#### Dataset records:
>>>>

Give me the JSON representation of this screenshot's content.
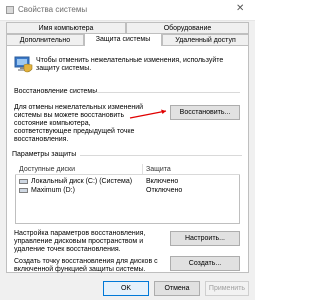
{
  "window": {
    "title": "Свойства системы",
    "close_glyph": "✕"
  },
  "tabs_row1": [
    {
      "label": "Имя компьютера"
    },
    {
      "label": "Оборудование"
    }
  ],
  "tabs_row2": [
    {
      "label": "Дополнительно"
    },
    {
      "label": "Защита системы",
      "active": true
    },
    {
      "label": "Удаленный доступ"
    }
  ],
  "intro": {
    "text_line1": "Чтобы отменить нежелательные изменения, используйте",
    "text_line2": "защиту системы."
  },
  "restore": {
    "section_title": "Восстановление системы",
    "desc": [
      "Для отмены нежелательных изменений",
      "системы вы можете восстановить",
      "состояние компьютера,",
      "соответствующее предыдущей точке",
      "восстановления."
    ],
    "button": "Восстановить..."
  },
  "protection": {
    "section_title": "Параметры защиты",
    "columns": [
      "Доступные диски",
      "Защита"
    ],
    "rows": [
      {
        "drive": "Локальный диск (C:) (Система)",
        "status": "Включено",
        "icon": "drive-icon"
      },
      {
        "drive": "Maximum (D:)",
        "status": "Отключено",
        "icon": "drive-icon"
      }
    ]
  },
  "configure": {
    "desc": [
      "Настройка параметров восстановления,",
      "управление дисковым пространством и",
      "удаление точек восстановления."
    ],
    "button": "Настроить..."
  },
  "create": {
    "desc": [
      "Создать точку восстановления для дисков с",
      "включенной функцией защиты системы."
    ],
    "button": "Создать..."
  },
  "footer": {
    "ok": "OK",
    "cancel": "Отмена",
    "apply": "Применить"
  }
}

<<<<

#### Given instruction:
Every line above should be returned exactly; the pictures stay out.

#### Output of the task:
Give me the JSON representation of this screenshot's content.
{
  "window": {
    "title": "Свойства системы",
    "close_glyph": "✕"
  },
  "tabs_row1": [
    {
      "label": "Имя компьютера"
    },
    {
      "label": "Оборудование"
    }
  ],
  "tabs_row2": [
    {
      "label": "Дополнительно"
    },
    {
      "label": "Защита системы",
      "active": true
    },
    {
      "label": "Удаленный доступ"
    }
  ],
  "intro": {
    "text_line1": "Чтобы отменить нежелательные изменения, используйте",
    "text_line2": "защиту системы."
  },
  "restore": {
    "section_title": "Восстановление системы",
    "desc": [
      "Для отмены нежелательных изменений",
      "системы вы можете восстановить",
      "состояние компьютера,",
      "соответствующее предыдущей точке",
      "восстановления."
    ],
    "button": "Восстановить..."
  },
  "protection": {
    "section_title": "Параметры защиты",
    "columns": [
      "Доступные диски",
      "Защита"
    ],
    "rows": [
      {
        "drive": "Локальный диск (C:) (Система)",
        "status": "Включено",
        "icon": "drive-icon"
      },
      {
        "drive": "Maximum (D:)",
        "status": "Отключено",
        "icon": "drive-icon"
      }
    ]
  },
  "configure": {
    "desc": [
      "Настройка параметров восстановления,",
      "управление дисковым пространством и",
      "удаление точек восстановления."
    ],
    "button": "Настроить..."
  },
  "create": {
    "desc": [
      "Создать точку восстановления для дисков с",
      "включенной функцией защиты системы."
    ],
    "button": "Создать..."
  },
  "footer": {
    "ok": "OK",
    "cancel": "Отмена",
    "apply": "Применить"
  }
}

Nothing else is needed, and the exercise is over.